-- The task --
Write the next part of the piece on making friends while traveling solo, starting right after its final sentence and keeping the same first-person voice.

+++ Text provided +++

Skip to content
Home » Solo travel: Making friends

Solo travel: Making friends

The single biggest item in the ‘cons’ column when I was deciding whether to travel alone was loneliness. I couldn’t imagine the isolation of working alone, eating alone, going to museums alone, hiking alone, never even having lunch with a friend to look forward to, possibly for years!

Men who travel alone often talk about the joy of meeting locals, and being invited to their homes. A woman alone does not have that freedom. I can’t imagine a situation where a man might invite to his home and I would feel like I could say “yes.” And women don’t issue those invitations much; they don’t have a wife at home to cook for a visitor and clean up afterward. Besides, a foreigner is exotic. What sane wife invites an exotic single woman home to meet her husband?

Before I made my decision, I read the book Tales of a Female Nomad, knowing the author had traveled alone for years, to see how she handled the loneliness issue.  She talked about the ‘traveler’s network’ she could hook up with in hostels, and also about friendships she formed by staying in people’s homes, or striking up conversations with vendors she saw every day near her apartment. I thought: Yeah. I can do that. So I set up my first home as a private room in a shared penthouse apartment.

+++ Available data +++

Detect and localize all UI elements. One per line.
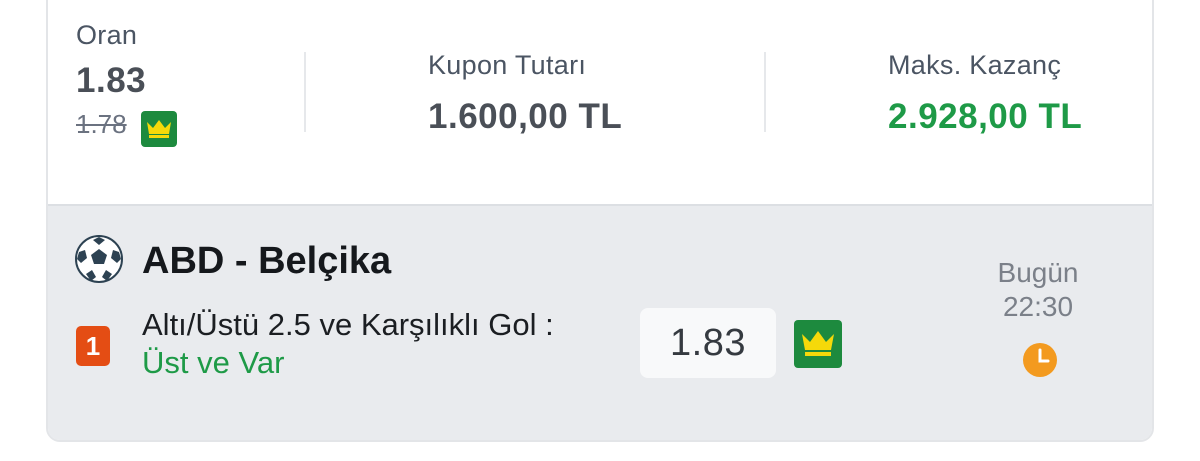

+++

-- Answer for this exercise --
First, though, I was alone in a tourist apartment in the Old Town of Cartagena for a week. It wasn’t hard to find the English-speaking waiters, bartenders, and street vendors. I made sure to visit the same places regularly, and each time they would engage in longer conversations. It wasn’t much, but it eased my loneliness a bit.

I’ve only been in my primary apartment for two weeks, but being in a shared space with housemates is wonderful. I hang out in the shared living area a lot (partly to be accessible, partly because it’s way cooler than my room!) The others come out less than I do, but we chat a little more each time and they are getting comfortable with me.

Traveling means that my friendships won’t be deep, or long term. They’ll be ‘single-serving friends’ as the Character With No Name calls them in Fight Club.

Here are the stories of my single-serving friends so far. It’s been easy and fun to get to know new people here!

Helen

My housemate Helen is from Providence Island. She has deep dark skin and a thick Creole accent; years of Hollywood programming make it hard not to assume she’s wise beyond her years and vaguely magical.

We started, as women do, by offering each other food. (I ate an entire apple, even though I’m allergic, just so I wouldn’t stop the flow of the budding friendship.) When she invited me to go to the mall with her, for dinner and some shopping. I was thrilled.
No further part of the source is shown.